• **Given exercise**: Compile every line that includes the word "Help".

━━ Recorded information

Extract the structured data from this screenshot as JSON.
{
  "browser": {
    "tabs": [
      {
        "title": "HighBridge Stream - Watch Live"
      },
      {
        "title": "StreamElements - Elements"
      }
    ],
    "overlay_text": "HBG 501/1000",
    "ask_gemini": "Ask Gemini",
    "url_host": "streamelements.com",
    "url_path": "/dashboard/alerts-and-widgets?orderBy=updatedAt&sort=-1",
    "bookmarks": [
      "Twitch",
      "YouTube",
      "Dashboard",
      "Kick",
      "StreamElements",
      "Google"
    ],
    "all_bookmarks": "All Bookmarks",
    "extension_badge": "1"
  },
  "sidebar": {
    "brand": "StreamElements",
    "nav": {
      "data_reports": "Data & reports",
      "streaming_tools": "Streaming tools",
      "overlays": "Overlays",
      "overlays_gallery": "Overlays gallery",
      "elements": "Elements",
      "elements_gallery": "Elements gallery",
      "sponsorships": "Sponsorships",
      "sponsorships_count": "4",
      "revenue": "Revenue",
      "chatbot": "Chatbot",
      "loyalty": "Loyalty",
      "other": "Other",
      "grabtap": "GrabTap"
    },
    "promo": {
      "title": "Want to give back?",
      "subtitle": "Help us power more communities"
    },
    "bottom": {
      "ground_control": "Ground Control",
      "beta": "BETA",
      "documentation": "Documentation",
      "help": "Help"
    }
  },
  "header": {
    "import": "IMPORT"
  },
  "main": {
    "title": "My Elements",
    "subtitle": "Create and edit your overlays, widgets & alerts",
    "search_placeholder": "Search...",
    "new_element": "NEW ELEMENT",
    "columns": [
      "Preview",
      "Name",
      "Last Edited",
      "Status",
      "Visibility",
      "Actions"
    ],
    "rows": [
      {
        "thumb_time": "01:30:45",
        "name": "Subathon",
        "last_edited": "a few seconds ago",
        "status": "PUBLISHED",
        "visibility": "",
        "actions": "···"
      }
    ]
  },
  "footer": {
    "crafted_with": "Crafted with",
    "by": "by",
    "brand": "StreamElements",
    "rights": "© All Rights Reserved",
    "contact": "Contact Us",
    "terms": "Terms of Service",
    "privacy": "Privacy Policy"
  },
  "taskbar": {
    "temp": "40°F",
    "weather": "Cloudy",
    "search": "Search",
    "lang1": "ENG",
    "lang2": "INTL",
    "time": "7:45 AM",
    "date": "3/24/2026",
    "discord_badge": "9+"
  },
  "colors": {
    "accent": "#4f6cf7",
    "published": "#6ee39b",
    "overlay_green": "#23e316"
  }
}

━━━━

• **Response to the exercise**:
      "subtitle": "Help us power more communities"
      "help": "Help"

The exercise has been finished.